• [Job]
Scan the material and copy every line in which "time" appears.
— BEGIN —
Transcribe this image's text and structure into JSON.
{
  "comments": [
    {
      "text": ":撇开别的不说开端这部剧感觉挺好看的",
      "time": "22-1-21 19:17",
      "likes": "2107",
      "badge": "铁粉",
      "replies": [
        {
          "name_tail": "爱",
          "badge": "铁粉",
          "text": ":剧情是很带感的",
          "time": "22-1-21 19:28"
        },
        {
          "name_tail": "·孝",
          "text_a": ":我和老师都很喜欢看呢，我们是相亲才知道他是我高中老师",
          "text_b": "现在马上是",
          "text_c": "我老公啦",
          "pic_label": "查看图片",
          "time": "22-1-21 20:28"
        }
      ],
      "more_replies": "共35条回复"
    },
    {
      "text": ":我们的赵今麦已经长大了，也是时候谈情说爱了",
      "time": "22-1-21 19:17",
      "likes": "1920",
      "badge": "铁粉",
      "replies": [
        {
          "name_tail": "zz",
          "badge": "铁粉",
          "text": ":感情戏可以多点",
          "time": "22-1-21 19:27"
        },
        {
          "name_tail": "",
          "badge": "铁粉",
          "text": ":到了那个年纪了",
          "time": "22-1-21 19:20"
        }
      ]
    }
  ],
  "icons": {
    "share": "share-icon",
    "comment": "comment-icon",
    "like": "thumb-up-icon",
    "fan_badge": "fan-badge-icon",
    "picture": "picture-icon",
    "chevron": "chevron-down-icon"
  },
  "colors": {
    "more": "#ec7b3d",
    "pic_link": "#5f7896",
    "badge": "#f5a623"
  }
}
— END —
• [Output of the task]
      "time": "22-1-21 19:17",
          "time": "22-1-21 19:28"
          "time": "22-1-21 20:28"
      "time": "22-1-21 19:17",
          "time": "22-1-21 19:27"
          "time": "22-1-21 19:20"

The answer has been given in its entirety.